[Material for this task]
------------------------

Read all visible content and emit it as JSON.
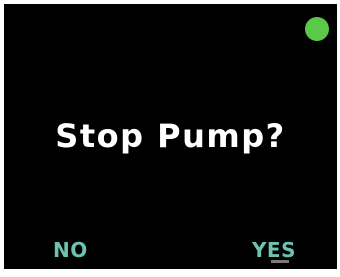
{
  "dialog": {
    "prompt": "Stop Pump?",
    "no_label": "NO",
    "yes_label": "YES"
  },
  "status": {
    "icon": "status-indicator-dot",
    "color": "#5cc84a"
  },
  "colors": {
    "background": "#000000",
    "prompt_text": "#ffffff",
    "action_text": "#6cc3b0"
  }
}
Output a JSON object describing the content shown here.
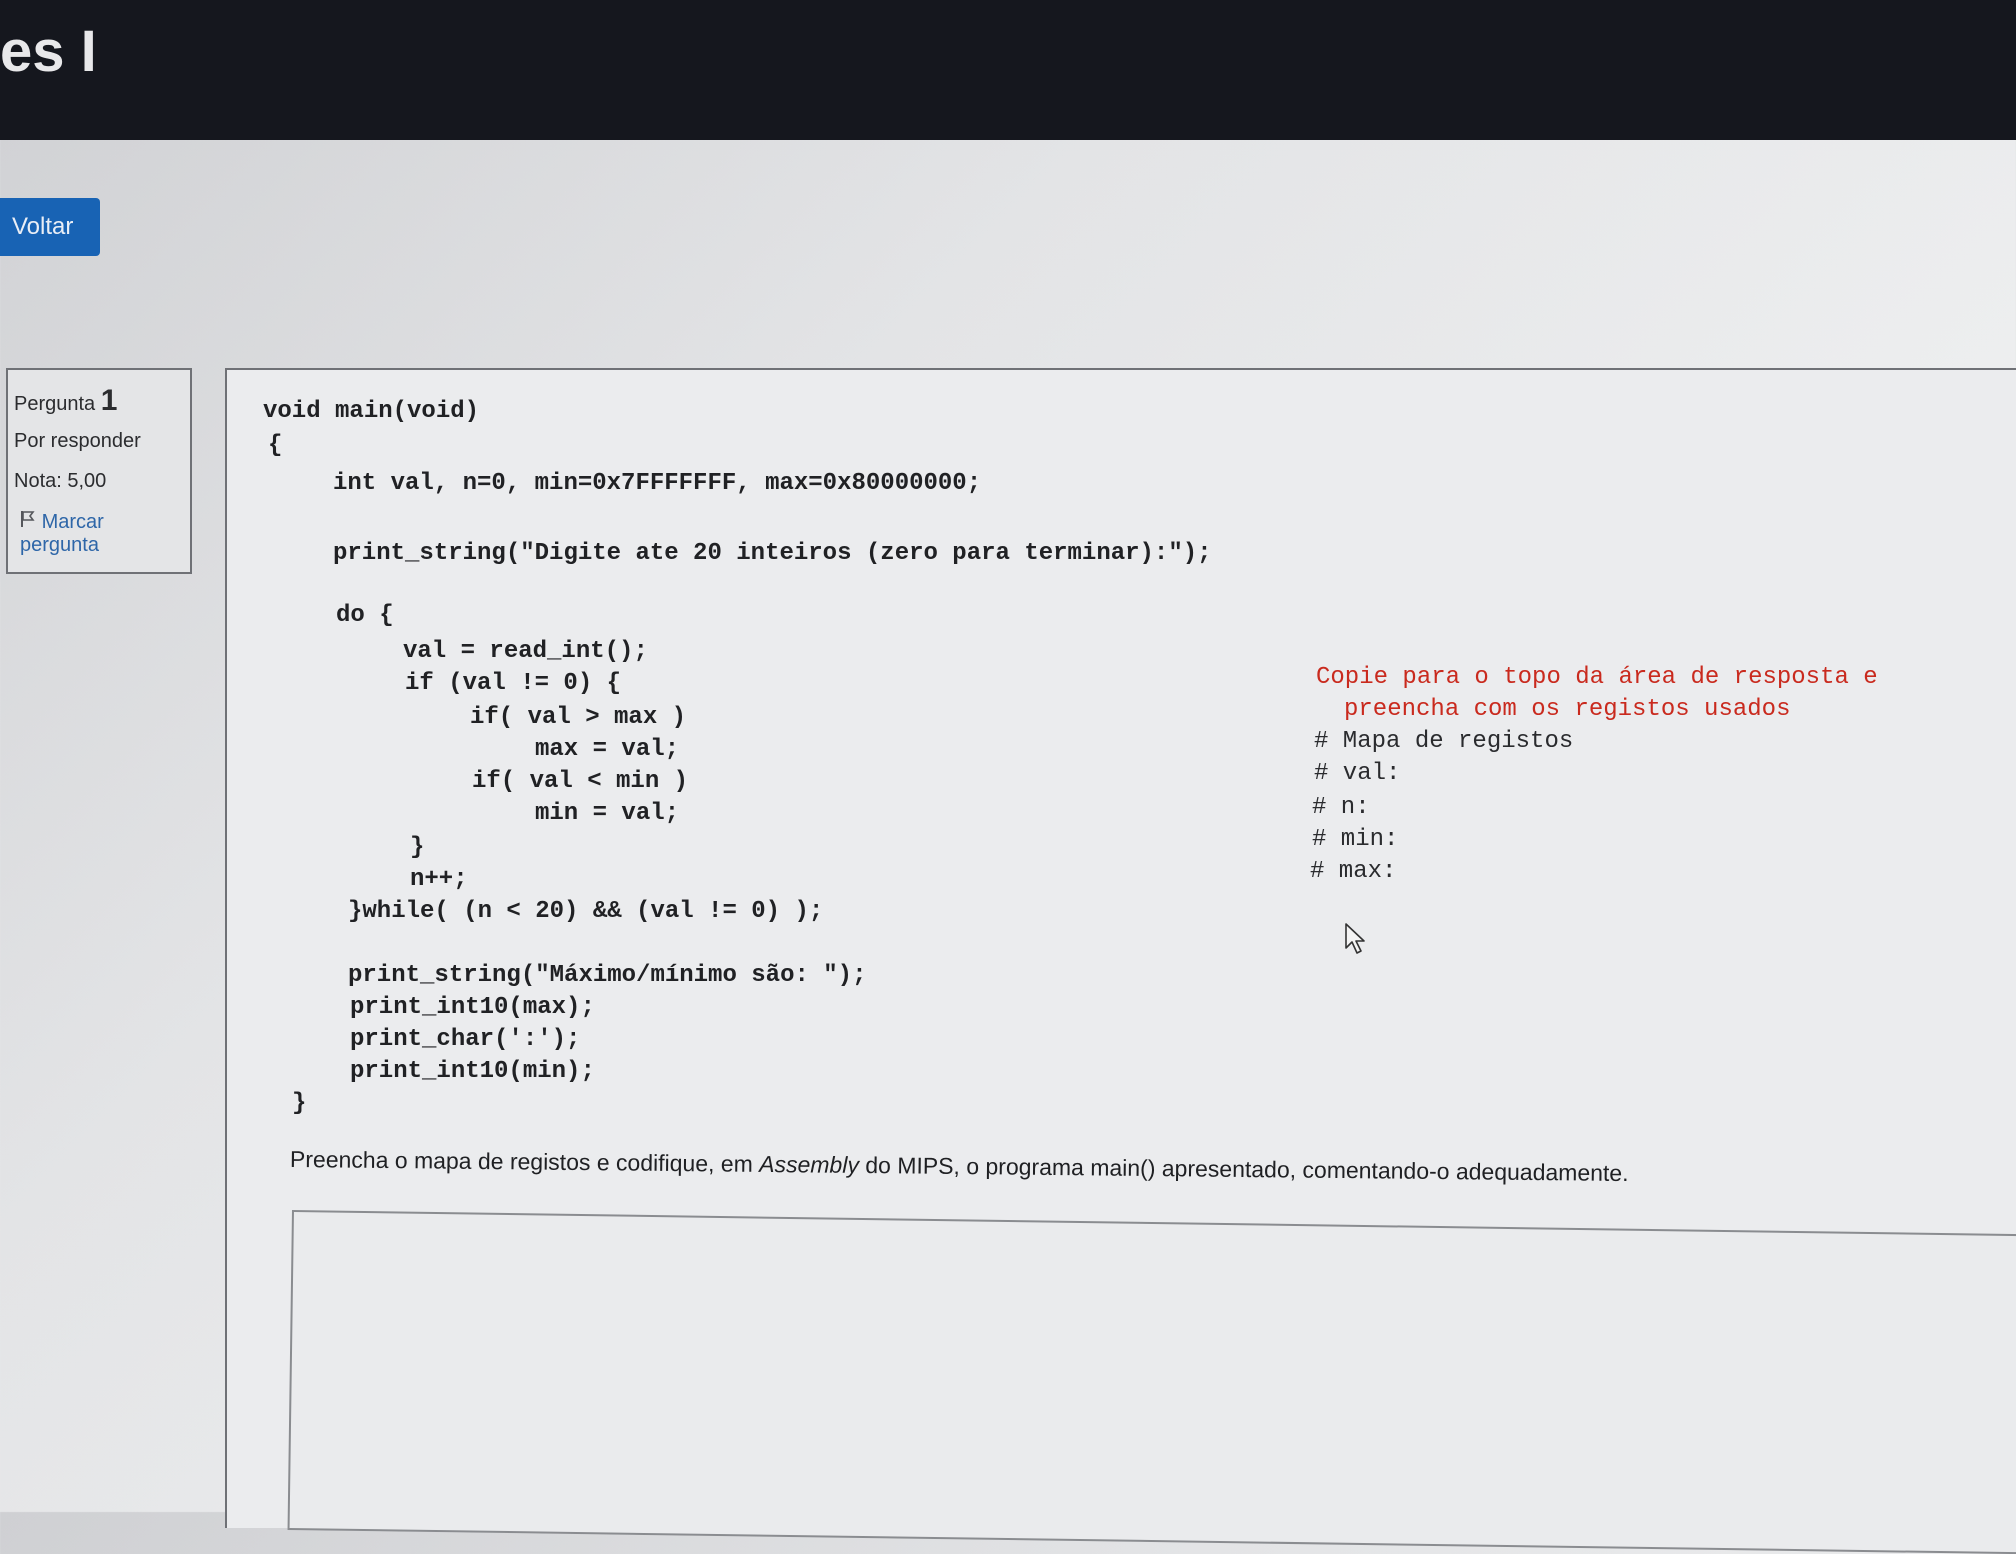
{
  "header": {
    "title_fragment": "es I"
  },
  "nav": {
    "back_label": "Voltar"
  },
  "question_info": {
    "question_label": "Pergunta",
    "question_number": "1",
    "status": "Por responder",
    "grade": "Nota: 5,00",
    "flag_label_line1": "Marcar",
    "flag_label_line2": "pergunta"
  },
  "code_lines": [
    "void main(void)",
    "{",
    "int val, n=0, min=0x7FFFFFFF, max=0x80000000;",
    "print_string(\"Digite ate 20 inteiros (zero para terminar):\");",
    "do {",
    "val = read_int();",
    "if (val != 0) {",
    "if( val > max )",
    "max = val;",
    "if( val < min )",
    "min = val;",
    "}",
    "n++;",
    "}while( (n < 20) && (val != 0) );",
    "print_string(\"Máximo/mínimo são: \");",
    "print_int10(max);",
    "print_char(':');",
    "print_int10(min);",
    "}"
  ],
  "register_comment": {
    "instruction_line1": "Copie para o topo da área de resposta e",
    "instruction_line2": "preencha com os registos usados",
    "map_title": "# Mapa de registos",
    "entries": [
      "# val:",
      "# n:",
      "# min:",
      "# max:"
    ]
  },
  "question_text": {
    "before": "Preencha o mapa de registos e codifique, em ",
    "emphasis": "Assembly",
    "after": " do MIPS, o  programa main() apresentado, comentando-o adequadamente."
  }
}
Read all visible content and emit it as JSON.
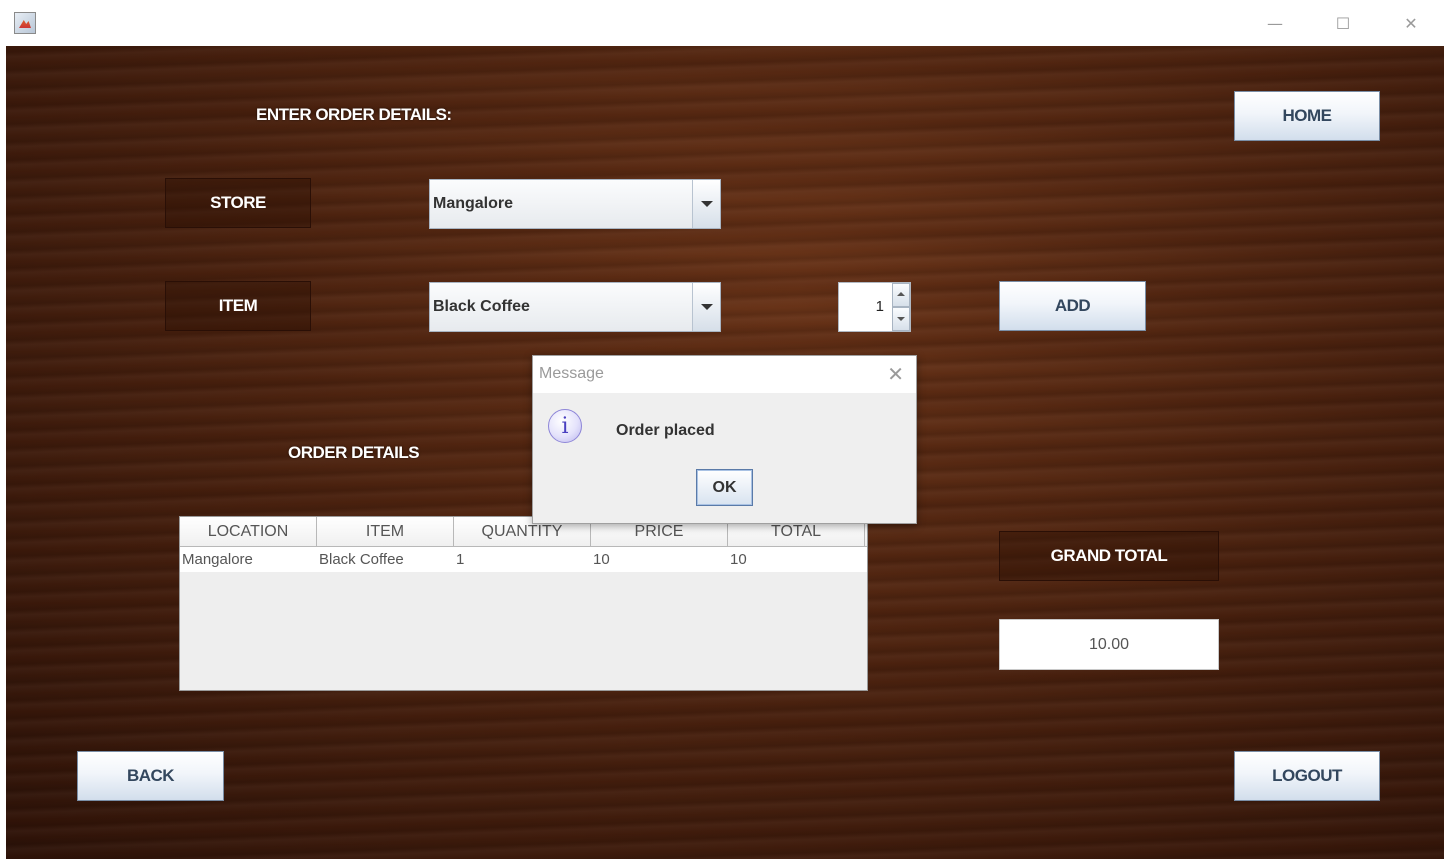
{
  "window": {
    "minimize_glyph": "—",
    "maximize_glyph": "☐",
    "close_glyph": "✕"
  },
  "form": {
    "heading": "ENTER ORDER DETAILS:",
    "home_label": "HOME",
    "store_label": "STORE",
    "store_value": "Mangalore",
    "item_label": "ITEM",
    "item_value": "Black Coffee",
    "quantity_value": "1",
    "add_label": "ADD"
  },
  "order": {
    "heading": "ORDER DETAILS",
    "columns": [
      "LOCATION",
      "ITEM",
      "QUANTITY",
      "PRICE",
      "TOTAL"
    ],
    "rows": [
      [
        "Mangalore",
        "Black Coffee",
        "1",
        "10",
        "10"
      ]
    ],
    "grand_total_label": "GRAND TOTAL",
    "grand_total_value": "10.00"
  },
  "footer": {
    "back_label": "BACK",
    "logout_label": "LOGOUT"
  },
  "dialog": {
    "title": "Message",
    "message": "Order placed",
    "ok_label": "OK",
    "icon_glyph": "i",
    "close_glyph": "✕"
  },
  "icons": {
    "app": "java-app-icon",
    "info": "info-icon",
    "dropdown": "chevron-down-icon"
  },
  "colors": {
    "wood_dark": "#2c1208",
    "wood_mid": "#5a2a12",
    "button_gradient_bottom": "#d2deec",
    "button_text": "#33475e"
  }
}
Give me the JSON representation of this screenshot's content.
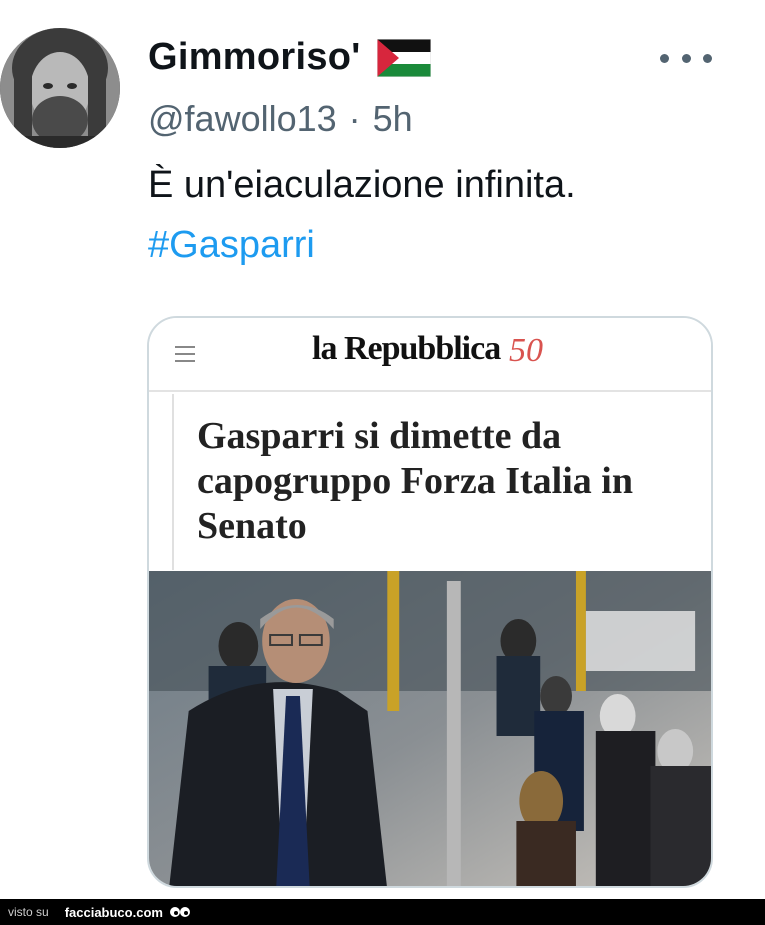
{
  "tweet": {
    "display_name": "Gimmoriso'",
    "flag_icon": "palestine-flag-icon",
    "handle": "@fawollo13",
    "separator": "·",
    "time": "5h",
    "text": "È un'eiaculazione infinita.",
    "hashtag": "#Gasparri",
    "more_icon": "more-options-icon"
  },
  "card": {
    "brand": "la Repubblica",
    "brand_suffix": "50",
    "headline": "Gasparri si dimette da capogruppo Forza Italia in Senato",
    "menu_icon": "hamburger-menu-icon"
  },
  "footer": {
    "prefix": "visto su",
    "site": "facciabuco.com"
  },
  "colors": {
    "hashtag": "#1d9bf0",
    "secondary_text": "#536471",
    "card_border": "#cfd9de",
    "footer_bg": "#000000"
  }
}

------------------------

[Objective] Using the listing above, copy exactly the lines from the one that contains "Give me the" through its last line, both included, but not the pictures.

[Answer for the task]
Give me the JSON representation of this screenshot's content.
{
  "tweet": {
    "display_name": "Gimmoriso'",
    "flag_icon": "palestine-flag-icon",
    "handle": "@fawollo13",
    "separator": "·",
    "time": "5h",
    "text": "È un'eiaculazione infinita.",
    "hashtag": "#Gasparri",
    "more_icon": "more-options-icon"
  },
  "card": {
    "brand": "la Repubblica",
    "brand_suffix": "50",
    "headline": "Gasparri si dimette da capogruppo Forza Italia in Senato",
    "menu_icon": "hamburger-menu-icon"
  },
  "footer": {
    "prefix": "visto su",
    "site": "facciabuco.com"
  },
  "colors": {
    "hashtag": "#1d9bf0",
    "secondary_text": "#536471",
    "card_border": "#cfd9de",
    "footer_bg": "#000000"
  }
}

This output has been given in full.